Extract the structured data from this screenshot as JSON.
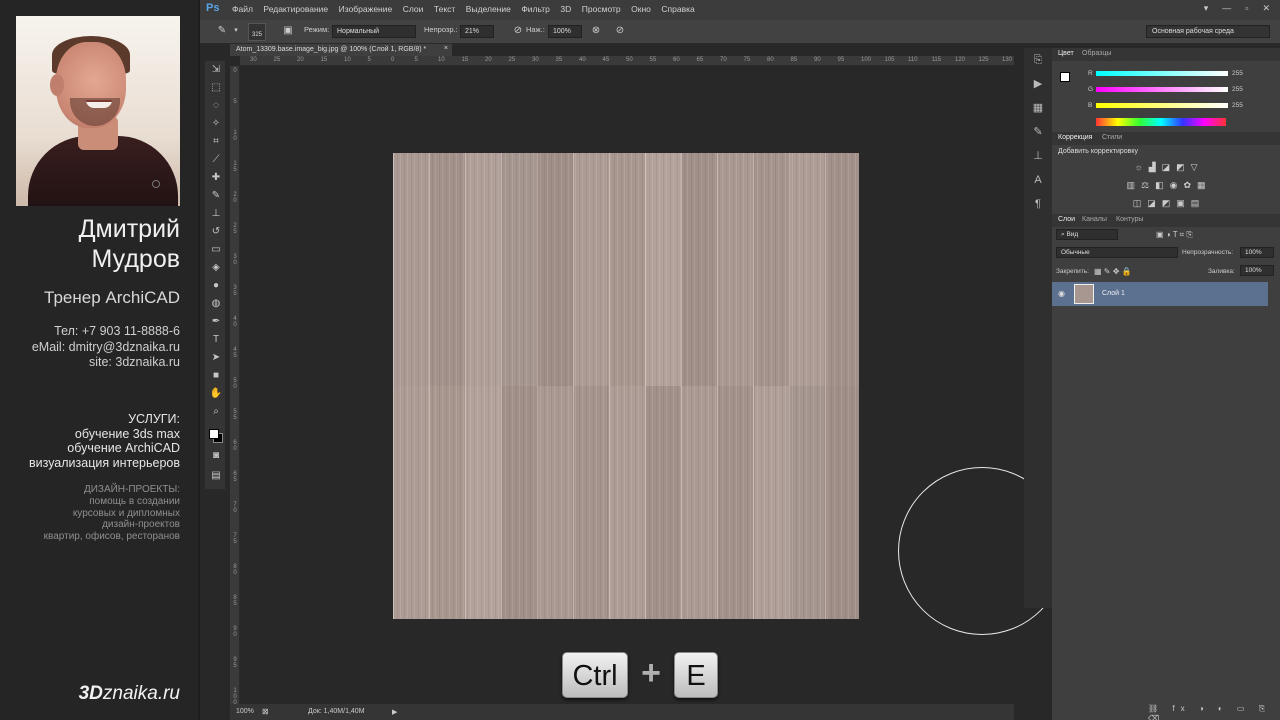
{
  "presenter": {
    "name_line1": "Дмитрий",
    "name_line2": "Мудров",
    "role": "Тренер ArchiCAD",
    "phone": "Тел: +7 903 11-8888-6",
    "email": "eMail: dmitry@3dznaika.ru",
    "site": "site: 3dznaika.ru",
    "services_title": "УСЛУГИ:",
    "services": [
      "обучение 3ds max",
      "обучение ArchiCAD",
      "визуализация интерьеров"
    ],
    "design_title": "ДИЗАЙН-ПРОЕКТЫ:",
    "design": [
      "помощь в создании",
      "курсовых и дипломных",
      "дизайн-проектов",
      "квартир, офисов, ресторанов"
    ],
    "logo_prefix": "3D",
    "logo_suffix": "znaika.ru"
  },
  "app": {
    "logo": "Ps",
    "menu": [
      "Файл",
      "Редактирование",
      "Изображение",
      "Слои",
      "Текст",
      "Выделение",
      "Фильтр",
      "3D",
      "Просмотр",
      "Окно",
      "Справка"
    ],
    "window_controls": [
      "▾",
      "—",
      "▫",
      "✕"
    ]
  },
  "options": {
    "brush_size": "325",
    "mode_label": "Режим:",
    "mode_value": "Нормальный",
    "opacity_label": "Непрозр.:",
    "opacity_value": "21%",
    "pressure_label": "Наж.:",
    "pressure_value": "100%",
    "workspace": "Основная рабочая среда"
  },
  "document": {
    "tab_title": "Atom_13309.base.image_big.jpg @ 100% (Слой 1, RGB/8) *",
    "tab_close": "×",
    "ruler_h": [
      "30",
      "25",
      "20",
      "15",
      "10",
      "5",
      "0",
      "5",
      "10",
      "15",
      "20",
      "25",
      "30",
      "35",
      "40",
      "45",
      "50",
      "55",
      "60",
      "65",
      "70",
      "75",
      "80",
      "85",
      "90",
      "95",
      "100",
      "105",
      "110",
      "115",
      "120",
      "125",
      "130"
    ],
    "ruler_v": [
      "0",
      "5",
      "1\n0",
      "1\n5",
      "2\n0",
      "2\n5",
      "3\n0",
      "3\n5",
      "4\n0",
      "4\n5",
      "5\n0",
      "5\n5",
      "6\n0",
      "6\n5",
      "7\n0",
      "7\n5",
      "8\n0",
      "8\n5",
      "9\n0",
      "9\n5",
      "1\n0\n0"
    ],
    "status_zoom": "100%",
    "status_doc": "Док: 1,40M/1,40M",
    "status_arrow": "▶"
  },
  "keys": {
    "ctrl": "Ctrl",
    "plus": "+",
    "e": "E"
  },
  "panels": {
    "color_tabs": [
      "Цвет",
      "Образцы"
    ],
    "channels": [
      {
        "label": "R",
        "value": "255",
        "color": "#ff3b3b"
      },
      {
        "label": "G",
        "value": "255",
        "color": "#39ff39"
      },
      {
        "label": "B",
        "value": "255",
        "color": "#3b3bff"
      }
    ],
    "adjust_tabs": [
      "Коррекция",
      "Стили"
    ],
    "adjust_title": "Добавить корректировку",
    "layer_tabs": [
      "Слои",
      "Каналы",
      "Контуры"
    ],
    "kind_filter": "Вид",
    "blend_mode": "Обычные",
    "opacity_label": "Непрозрачность:",
    "opacity_value": "100%",
    "lock_label": "Закрепить:",
    "fill_label": "Заливка:",
    "fill_value": "100%",
    "layer_name": "Слой 1"
  }
}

---------------

§ **Task**: Write out the full listing verbatim, excluding its pictures.

§ **Solution for this problem**:
Extract the structured data from this screenshot as JSON.
{
  "presenter": {
    "name_line1": "Дмитрий",
    "name_line2": "Мудров",
    "role": "Тренер ArchiCAD",
    "phone": "Тел: +7 903 11-8888-6",
    "email": "eMail: dmitry@3dznaika.ru",
    "site": "site: 3dznaika.ru",
    "services_title": "УСЛУГИ:",
    "services": [
      "обучение 3ds max",
      "обучение ArchiCAD",
      "визуализация интерьеров"
    ],
    "design_title": "ДИЗАЙН-ПРОЕКТЫ:",
    "design": [
      "помощь в создании",
      "курсовых и дипломных",
      "дизайн-проектов",
      "квартир, офисов, ресторанов"
    ],
    "logo_prefix": "3D",
    "logo_suffix": "znaika.ru"
  },
  "app": {
    "logo": "Ps",
    "menu": [
      "Файл",
      "Редактирование",
      "Изображение",
      "Слои",
      "Текст",
      "Выделение",
      "Фильтр",
      "3D",
      "Просмотр",
      "Окно",
      "Справка"
    ],
    "window_controls": [
      "▾",
      "—",
      "▫",
      "✕"
    ]
  },
  "options": {
    "brush_size": "325",
    "mode_label": "Режим:",
    "mode_value": "Нормальный",
    "opacity_label": "Непрозр.:",
    "opacity_value": "21%",
    "pressure_label": "Наж.:",
    "pressure_value": "100%",
    "workspace": "Основная рабочая среда"
  },
  "document": {
    "tab_title": "Atom_13309.base.image_big.jpg @ 100% (Слой 1, RGB/8) *",
    "tab_close": "×",
    "ruler_h": [
      "30",
      "25",
      "20",
      "15",
      "10",
      "5",
      "0",
      "5",
      "10",
      "15",
      "20",
      "25",
      "30",
      "35",
      "40",
      "45",
      "50",
      "55",
      "60",
      "65",
      "70",
      "75",
      "80",
      "85",
      "90",
      "95",
      "100",
      "105",
      "110",
      "115",
      "120",
      "125",
      "130"
    ],
    "ruler_v": [
      "0",
      "5",
      "1\n0",
      "1\n5",
      "2\n0",
      "2\n5",
      "3\n0",
      "3\n5",
      "4\n0",
      "4\n5",
      "5\n0",
      "5\n5",
      "6\n0",
      "6\n5",
      "7\n0",
      "7\n5",
      "8\n0",
      "8\n5",
      "9\n0",
      "9\n5",
      "1\n0\n0"
    ],
    "status_zoom": "100%",
    "status_doc": "Док: 1,40M/1,40M",
    "status_arrow": "▶"
  },
  "keys": {
    "ctrl": "Ctrl",
    "plus": "+",
    "e": "E"
  },
  "panels": {
    "color_tabs": [
      "Цвет",
      "Образцы"
    ],
    "channels": [
      {
        "label": "R",
        "value": "255",
        "color": "#ff3b3b"
      },
      {
        "label": "G",
        "value": "255",
        "color": "#39ff39"
      },
      {
        "label": "B",
        "value": "255",
        "color": "#3b3bff"
      }
    ],
    "adjust_tabs": [
      "Коррекция",
      "Стили"
    ],
    "adjust_title": "Добавить корректировку",
    "layer_tabs": [
      "Слои",
      "Каналы",
      "Контуры"
    ],
    "kind_filter": "Вид",
    "blend_mode": "Обычные",
    "opacity_label": "Непрозрачность:",
    "opacity_value": "100%",
    "lock_label": "Закрепить:",
    "fill_label": "Заливка:",
    "fill_value": "100%",
    "layer_name": "Слой 1"
  }
}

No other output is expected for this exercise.